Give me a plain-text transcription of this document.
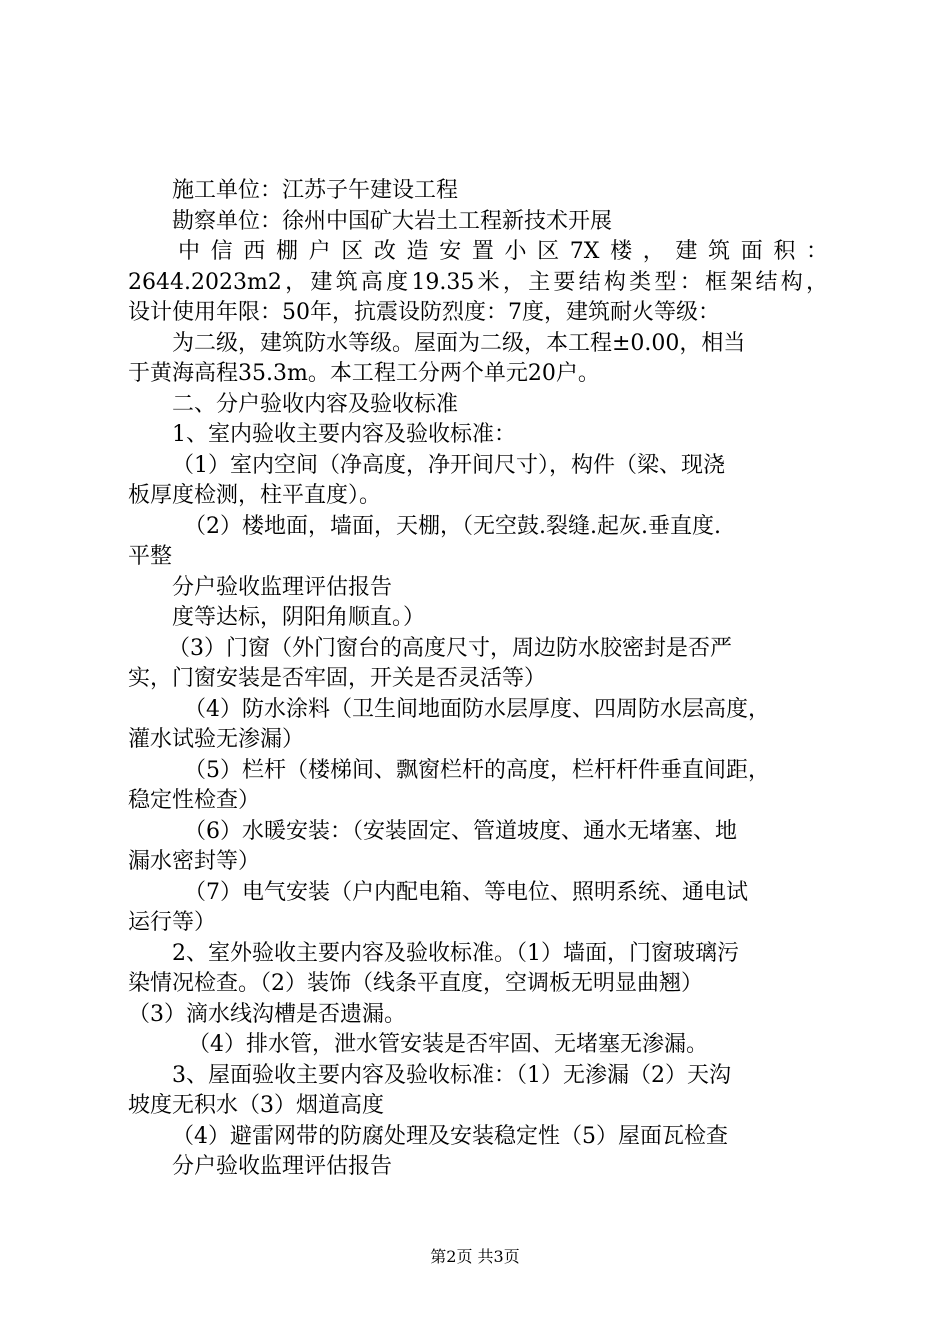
施工单位：江苏子午建设工程
勘察单位：徐州中国矿大岩土工程新技术开展
中信西棚户区改造安置小区7X楼，建筑面积：
2644.2023m2，建筑高度19.35米，主要结构类型：框架结构，
设计使用年限：50年，抗震设防烈度：7度，建筑耐火等级：
为二级，建筑防水等级。屋面为二级，本工程±0.00，相当
于黄海高程35.3m。本工程工分两个单元20户。
二、分户验收内容及验收标准
1、室内验收主要内容及验收标准：
（1）室内空间（净高度，净开间尺寸），构件（梁、现浇
板厚度检测，柱平直度）。
（2）楼地面，墙面，天棚，（无空鼓.裂缝.起灰.垂直度.
平整
分户验收监理评估报告
度等达标，阴阳角顺直。）
（3）门窗（外门窗台的高度尺寸，周边防水胶密封是否严
实，门窗安装是否牢固，开关是否灵活等）
（4）防水涂料（卫生间地面防水层厚度、四周防水层高度，
灌水试验无渗漏）
（5）栏杆（楼梯间、飘窗栏杆的高度，栏杆杆件垂直间距，
稳定性检查）
（6）水暖安装：（安装固定、管道坡度、通水无堵塞、地
漏水密封等）
（7）电气安装（户内配电箱、等电位、照明系统、通电试
运行等）
2、室外验收主要内容及验收标准。（1）墙面，门窗玻璃污
染情况检查。（2）装饰（线条平直度，空调板无明显曲翘）
（3）滴水线沟槽是否遗漏。
（4）排水管，泄水管安装是否牢固、无堵塞无渗漏。
3、屋面验收主要内容及验收标准：（1）无渗漏（2）天沟
坡度无积水（3）烟道高度
（4）避雷网带的防腐处理及安装稳定性（5）屋面瓦检查
分户验收监理评估报告
第2页 共3页
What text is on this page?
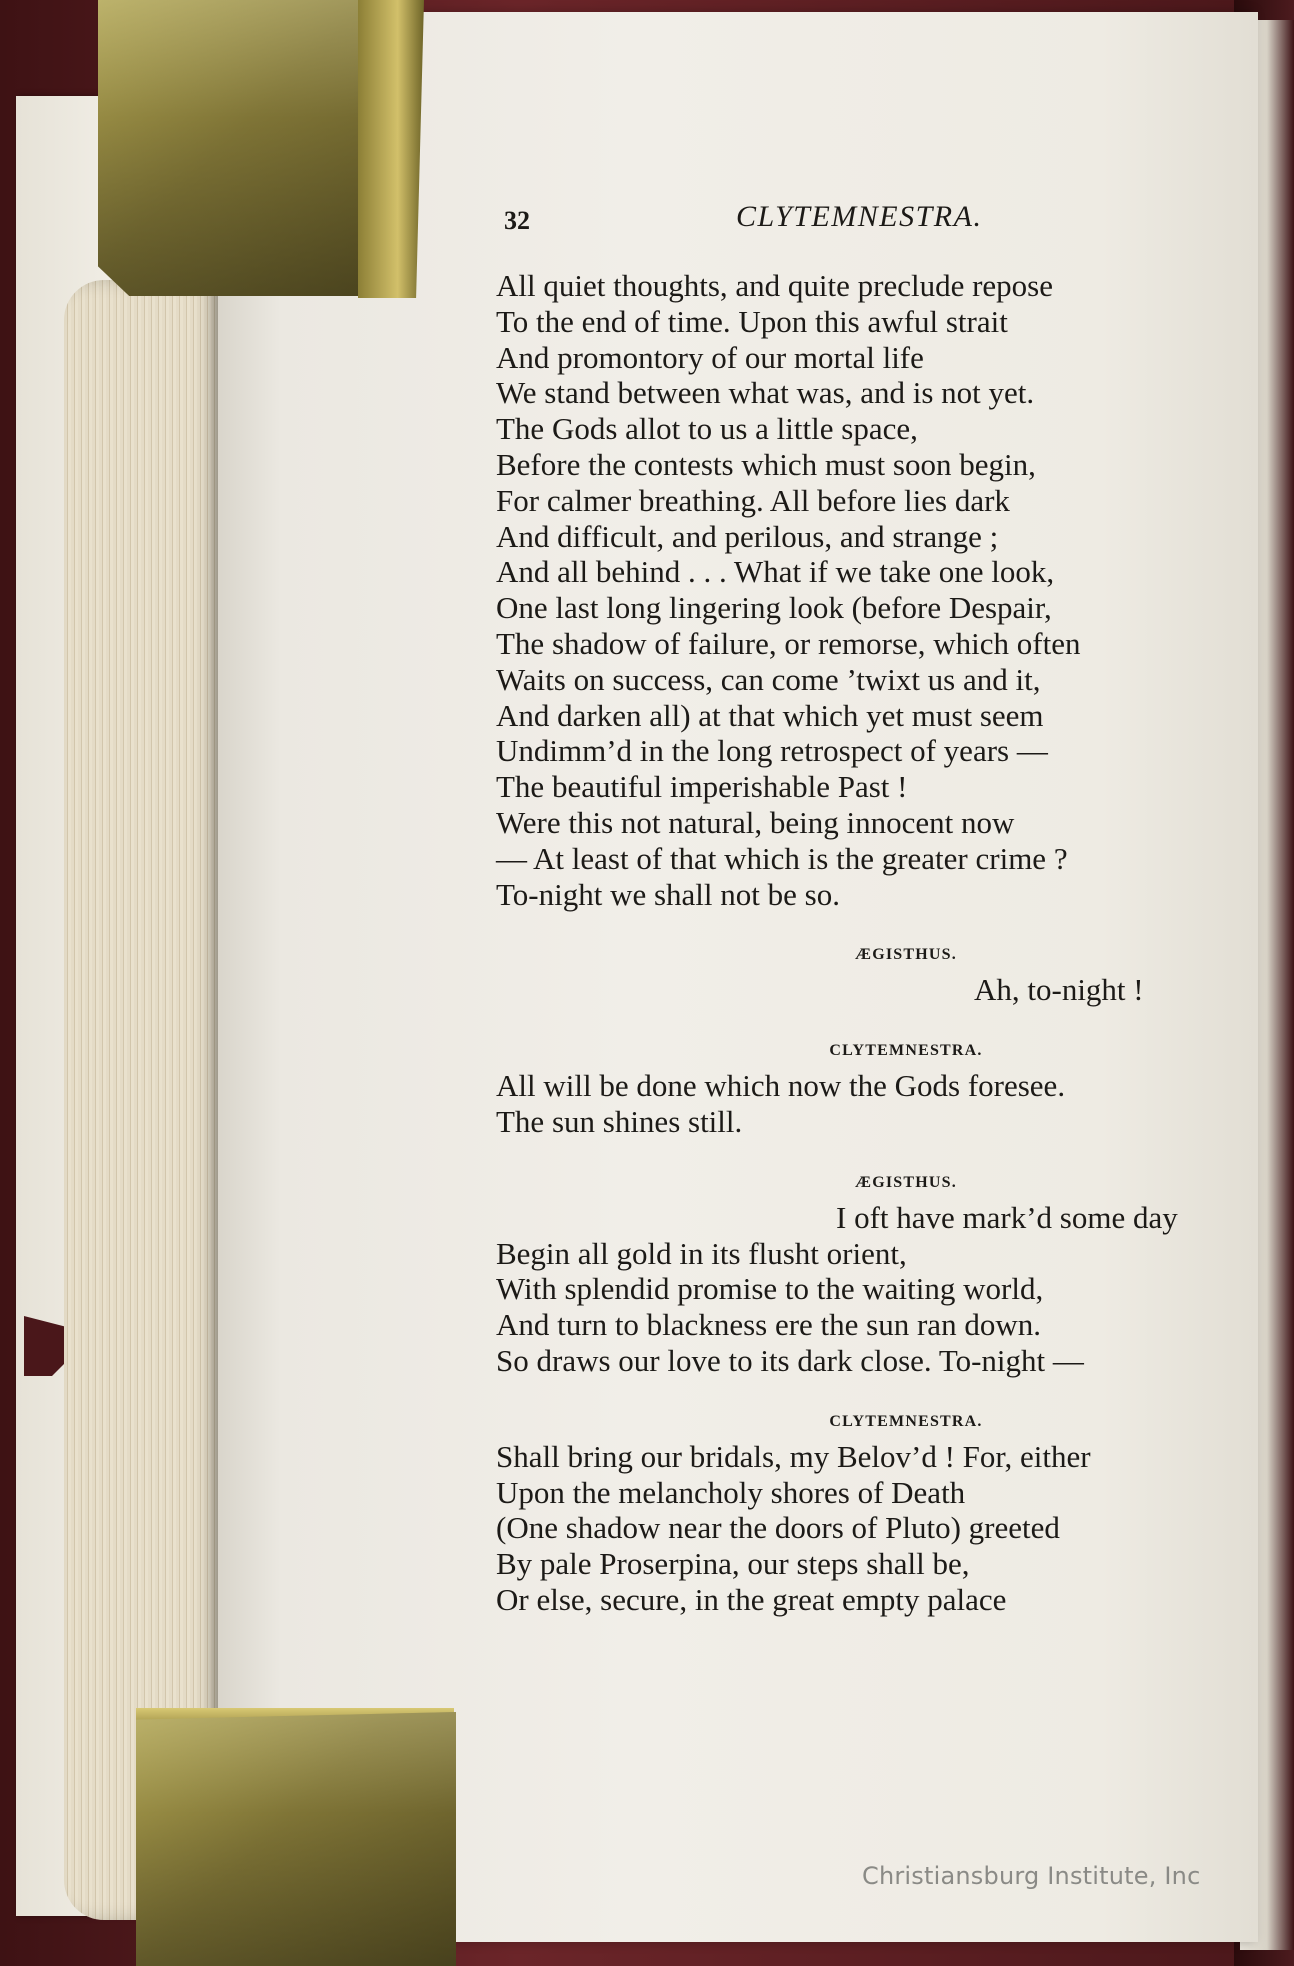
32	CLYTEMNESTRA.
All quiet thoughts, and quite preclude repose
To the end of time. Upon this awful strait
And promontory of our mortal life
We stand between what was, and is not yet.
The Gods allot to us a little space,
Before the contests which must soon begin,
For calmer breathing. All before lies dark
And difficult, and perilous, and strange ;
And all behind . . . What if we take one look,
One last long lingering look (before Despair,
The shadow of failure, or remorse, which often
Waits on success, can come ’twixt us and it,
And darken all) at that which yet must seem
Undimm’d in the long retrospect of years —
The beautiful imperishable Past !
Were this not natural, being innocent now
— At least of that which is the greater crime ?
To-night we shall not be so.
ÆGISTHUS.
Ah, to-night !
CLYTEMNESTRA.
All will be done which now the Gods foresee.
The sun shines still.
ÆGISTHUS.
I oft have mark’d some day
Begin all gold in its flusht orient,
With splendid promise to the waiting world,
And turn to blackness ere the sun ran down.
So draws our love to its dark close. To-night —
CLYTEMNESTRA.
Shall bring our bridals, my Belov’d ! For, either
Upon the melancholy shores of Death
(One shadow near the doors of Pluto) greeted
By pale Proserpina, our steps shall be,
Or else, secure, in the great empty palace
Christiansburg Institute, Inc
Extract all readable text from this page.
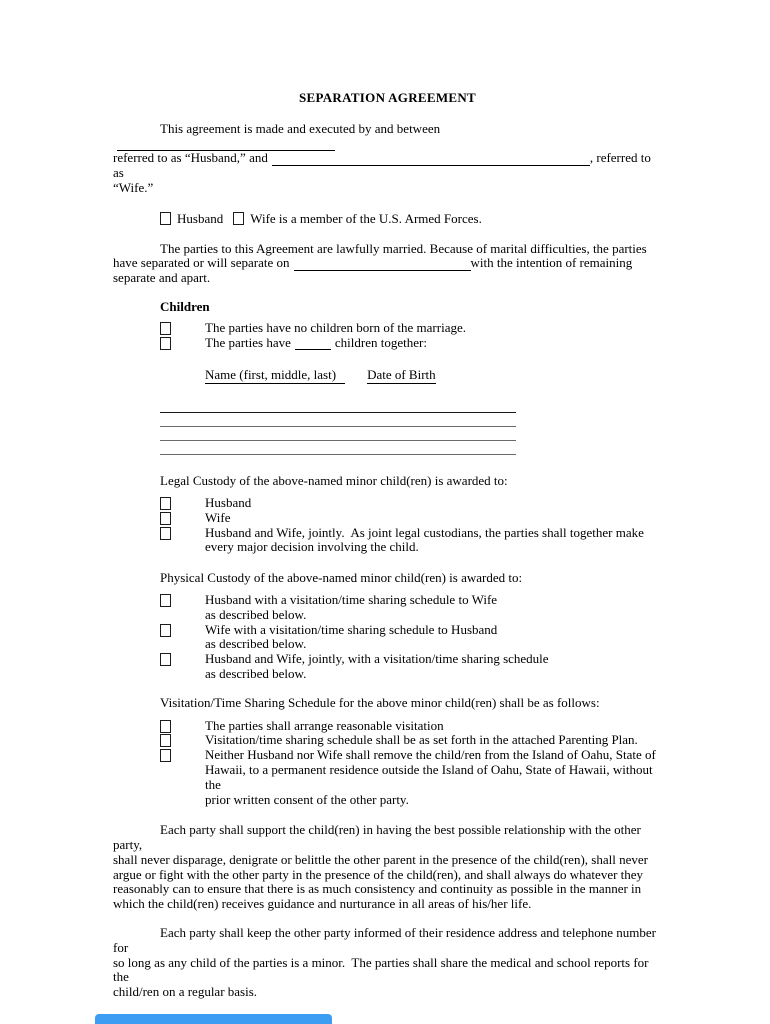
SEPARATION AGREEMENT
This agreement is made and executed by and between
referred to as “Husband,” and	, referred to as
“Wife.”
Husband Wife is a member of the U.S. Armed Forces.
The parties to this Agreement are lawfully married. Because of marital difficulties, the parties
have separated or will separate on	with the intention of remaining
separate and apart.
Children
The parties have no children born of the marriage.
The parties have	children together:
Name (first, middle, last) Date of Birth
Legal Custody of the above-named minor child(ren) is awarded to:
Husband
Wife
Husband and Wife, jointly.  As joint legal custodians, the parties shall together make
every major decision involving the child.
Physical Custody of the above-named minor child(ren) is awarded to:
Husband with a visitation/time sharing schedule to Wife
as described below.
Wife with a visitation/time sharing schedule to Husband
as described below.
Husband and Wife, jointly, with a visitation/time sharing schedule
as described below.
Visitation/Time Sharing Schedule for the above minor child(ren) shall be as follows:
The parties shall arrange reasonable visitation
Visitation/time sharing schedule shall be as set forth in the attached Parenting Plan.
Neither Husband nor Wife shall remove the child/ren from the Island of Oahu, State of
Hawaii, to a permanent residence outside the Island of Oahu, State of Hawaii, without the
prior written consent of the other party.
Each party shall support the child(ren) in having the best possible relationship with the other party,
shall never disparage, denigrate or belittle the other parent in the presence of the child(ren), shall never
argue or fight with the other party in the presence of the child(ren), and shall always do whatever they
reasonably can to ensure that there is as much consistency and continuity as possible in the manner in
which the child(ren) receives guidance and nurturance in all areas of his/her life.
Each party shall keep the other party informed of their residence address and telephone number for
so long as any child of the parties is a minor.  The parties shall share the medical and school reports for the
child/ren on a regular basis.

## Your objective
Find the lines above holding the word "from" and show them.

## Expected answer
Extract all readable text from this page.
Neither Husband nor Wife shall remove the child/ren from the Island of Oahu, State of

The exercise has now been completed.